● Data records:
◇ ◇ ◇ ◇ ◇
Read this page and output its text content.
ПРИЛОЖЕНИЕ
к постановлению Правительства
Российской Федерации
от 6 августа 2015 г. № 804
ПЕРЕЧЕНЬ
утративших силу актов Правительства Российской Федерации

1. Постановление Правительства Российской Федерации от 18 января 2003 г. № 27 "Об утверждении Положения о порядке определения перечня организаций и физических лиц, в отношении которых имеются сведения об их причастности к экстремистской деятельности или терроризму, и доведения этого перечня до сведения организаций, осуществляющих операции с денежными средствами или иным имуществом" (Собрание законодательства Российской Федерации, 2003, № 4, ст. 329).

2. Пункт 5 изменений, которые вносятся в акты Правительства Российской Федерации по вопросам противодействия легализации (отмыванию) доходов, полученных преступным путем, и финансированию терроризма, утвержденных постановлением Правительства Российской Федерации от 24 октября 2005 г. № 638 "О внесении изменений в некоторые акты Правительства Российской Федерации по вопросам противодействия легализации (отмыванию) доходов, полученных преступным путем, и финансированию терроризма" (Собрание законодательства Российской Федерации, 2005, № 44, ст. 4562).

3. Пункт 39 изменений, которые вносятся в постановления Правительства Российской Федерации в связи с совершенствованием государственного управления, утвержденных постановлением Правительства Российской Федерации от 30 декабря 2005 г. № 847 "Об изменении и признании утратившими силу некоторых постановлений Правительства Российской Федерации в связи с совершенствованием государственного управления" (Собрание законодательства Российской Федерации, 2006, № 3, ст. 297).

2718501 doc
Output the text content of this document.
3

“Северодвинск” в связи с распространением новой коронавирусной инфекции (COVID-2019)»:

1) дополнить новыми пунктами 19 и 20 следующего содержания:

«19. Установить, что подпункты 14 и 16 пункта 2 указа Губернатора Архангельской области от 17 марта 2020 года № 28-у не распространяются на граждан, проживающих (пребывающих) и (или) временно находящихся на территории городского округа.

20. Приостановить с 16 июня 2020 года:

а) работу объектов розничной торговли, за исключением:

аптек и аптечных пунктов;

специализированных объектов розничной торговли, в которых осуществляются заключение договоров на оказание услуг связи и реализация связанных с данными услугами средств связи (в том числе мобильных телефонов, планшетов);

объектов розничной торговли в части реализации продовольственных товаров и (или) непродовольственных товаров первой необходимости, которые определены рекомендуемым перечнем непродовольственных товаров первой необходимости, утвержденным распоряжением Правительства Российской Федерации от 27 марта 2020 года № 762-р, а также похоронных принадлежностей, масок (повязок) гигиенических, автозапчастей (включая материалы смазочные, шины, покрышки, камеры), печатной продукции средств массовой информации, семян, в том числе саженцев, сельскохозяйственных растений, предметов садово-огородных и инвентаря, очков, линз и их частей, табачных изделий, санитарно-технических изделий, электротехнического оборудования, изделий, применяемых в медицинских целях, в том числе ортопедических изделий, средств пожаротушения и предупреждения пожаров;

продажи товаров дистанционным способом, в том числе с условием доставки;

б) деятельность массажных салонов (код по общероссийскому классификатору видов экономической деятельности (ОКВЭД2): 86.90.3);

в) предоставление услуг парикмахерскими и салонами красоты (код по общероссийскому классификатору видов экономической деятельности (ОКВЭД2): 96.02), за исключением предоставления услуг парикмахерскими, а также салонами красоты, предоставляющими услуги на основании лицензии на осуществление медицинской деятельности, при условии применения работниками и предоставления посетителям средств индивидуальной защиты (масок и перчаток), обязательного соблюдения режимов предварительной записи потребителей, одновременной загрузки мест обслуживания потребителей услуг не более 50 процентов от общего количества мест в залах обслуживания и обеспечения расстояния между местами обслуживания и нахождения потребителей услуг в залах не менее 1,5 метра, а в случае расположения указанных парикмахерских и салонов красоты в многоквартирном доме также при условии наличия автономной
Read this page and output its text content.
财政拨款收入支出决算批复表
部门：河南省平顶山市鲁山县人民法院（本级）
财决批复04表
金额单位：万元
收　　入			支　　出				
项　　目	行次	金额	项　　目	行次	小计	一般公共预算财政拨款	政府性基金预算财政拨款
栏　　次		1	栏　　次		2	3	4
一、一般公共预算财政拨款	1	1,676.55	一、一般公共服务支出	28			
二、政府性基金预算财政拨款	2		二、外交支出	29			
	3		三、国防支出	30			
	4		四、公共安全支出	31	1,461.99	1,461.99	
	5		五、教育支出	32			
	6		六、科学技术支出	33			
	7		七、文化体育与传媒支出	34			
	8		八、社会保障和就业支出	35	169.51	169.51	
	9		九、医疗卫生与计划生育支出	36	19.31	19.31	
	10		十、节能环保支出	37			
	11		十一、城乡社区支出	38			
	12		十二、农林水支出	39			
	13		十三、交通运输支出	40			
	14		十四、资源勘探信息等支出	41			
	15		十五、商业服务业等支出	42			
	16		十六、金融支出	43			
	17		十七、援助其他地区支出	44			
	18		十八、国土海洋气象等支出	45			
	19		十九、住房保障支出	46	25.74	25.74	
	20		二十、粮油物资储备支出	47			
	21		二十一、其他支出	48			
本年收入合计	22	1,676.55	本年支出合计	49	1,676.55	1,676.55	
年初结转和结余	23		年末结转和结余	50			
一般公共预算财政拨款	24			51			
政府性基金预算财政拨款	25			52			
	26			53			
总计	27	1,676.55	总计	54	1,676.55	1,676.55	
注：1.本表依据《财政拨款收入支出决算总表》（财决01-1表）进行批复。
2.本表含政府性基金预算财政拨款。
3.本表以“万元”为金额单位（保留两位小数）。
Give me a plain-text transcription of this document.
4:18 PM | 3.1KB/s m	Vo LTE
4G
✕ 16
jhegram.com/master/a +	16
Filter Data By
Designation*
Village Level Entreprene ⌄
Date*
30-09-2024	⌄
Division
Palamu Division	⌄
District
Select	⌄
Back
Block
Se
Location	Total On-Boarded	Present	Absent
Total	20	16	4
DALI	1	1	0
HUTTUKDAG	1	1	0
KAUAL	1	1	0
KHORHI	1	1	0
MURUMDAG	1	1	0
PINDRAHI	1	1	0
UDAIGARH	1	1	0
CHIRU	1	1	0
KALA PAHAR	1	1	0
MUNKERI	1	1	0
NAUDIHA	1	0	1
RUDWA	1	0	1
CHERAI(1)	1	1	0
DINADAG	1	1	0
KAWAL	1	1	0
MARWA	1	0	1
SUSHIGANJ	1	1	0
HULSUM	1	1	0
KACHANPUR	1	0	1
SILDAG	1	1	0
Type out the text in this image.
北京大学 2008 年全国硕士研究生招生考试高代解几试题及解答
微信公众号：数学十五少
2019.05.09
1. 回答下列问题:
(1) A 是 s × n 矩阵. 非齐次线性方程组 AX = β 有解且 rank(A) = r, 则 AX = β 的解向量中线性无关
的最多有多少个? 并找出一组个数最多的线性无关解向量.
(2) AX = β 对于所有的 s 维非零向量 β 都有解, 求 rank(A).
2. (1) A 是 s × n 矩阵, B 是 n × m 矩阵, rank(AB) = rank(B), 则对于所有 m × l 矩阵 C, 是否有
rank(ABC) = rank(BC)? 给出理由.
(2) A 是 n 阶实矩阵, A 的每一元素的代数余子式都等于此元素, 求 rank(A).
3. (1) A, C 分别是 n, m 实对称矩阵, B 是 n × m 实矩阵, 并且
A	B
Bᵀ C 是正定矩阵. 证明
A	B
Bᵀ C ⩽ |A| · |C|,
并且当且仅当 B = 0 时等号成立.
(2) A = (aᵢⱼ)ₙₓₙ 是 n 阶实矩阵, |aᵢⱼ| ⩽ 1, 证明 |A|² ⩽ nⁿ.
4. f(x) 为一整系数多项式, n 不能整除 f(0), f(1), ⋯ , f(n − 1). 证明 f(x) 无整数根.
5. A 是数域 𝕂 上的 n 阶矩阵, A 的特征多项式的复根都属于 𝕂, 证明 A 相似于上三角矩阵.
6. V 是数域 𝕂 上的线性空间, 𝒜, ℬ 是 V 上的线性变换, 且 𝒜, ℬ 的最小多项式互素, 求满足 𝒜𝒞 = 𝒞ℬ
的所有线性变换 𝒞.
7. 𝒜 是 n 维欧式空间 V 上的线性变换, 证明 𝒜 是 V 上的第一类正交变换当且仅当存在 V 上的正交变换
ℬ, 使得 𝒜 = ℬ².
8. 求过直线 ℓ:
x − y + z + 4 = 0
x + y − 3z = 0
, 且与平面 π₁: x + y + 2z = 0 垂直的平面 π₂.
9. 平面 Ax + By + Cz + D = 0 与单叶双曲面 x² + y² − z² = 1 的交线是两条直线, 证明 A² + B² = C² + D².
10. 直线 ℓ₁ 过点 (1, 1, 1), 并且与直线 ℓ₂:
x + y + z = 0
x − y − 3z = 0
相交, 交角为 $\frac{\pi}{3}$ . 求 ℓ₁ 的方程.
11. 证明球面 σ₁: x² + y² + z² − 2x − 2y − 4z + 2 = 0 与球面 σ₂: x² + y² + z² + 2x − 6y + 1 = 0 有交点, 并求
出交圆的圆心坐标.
◇ ◇ ◇ ◇ ◇
● Instructions for the task:
Among the lines of the data, identify those with the word "силу". Copy each of them.

● Response to this exercise:
утративших силу актов Правительства Российской Федерации
3. Пункт 39 изменений, которые вносятся в постановления Правительства Российской Федерации в связи с совершенствованием государственного управления, утвержденных постановлением Правительства Российской Федерации от 30 декабря 2005 г. № 847 "Об изменении и признании утратившими силу некоторых постановлений Правительства Российской Федерации в связи с совершенствованием государственного управления" (Собрание законодательства Российской Федерации, 2006, № 3, ст. 297).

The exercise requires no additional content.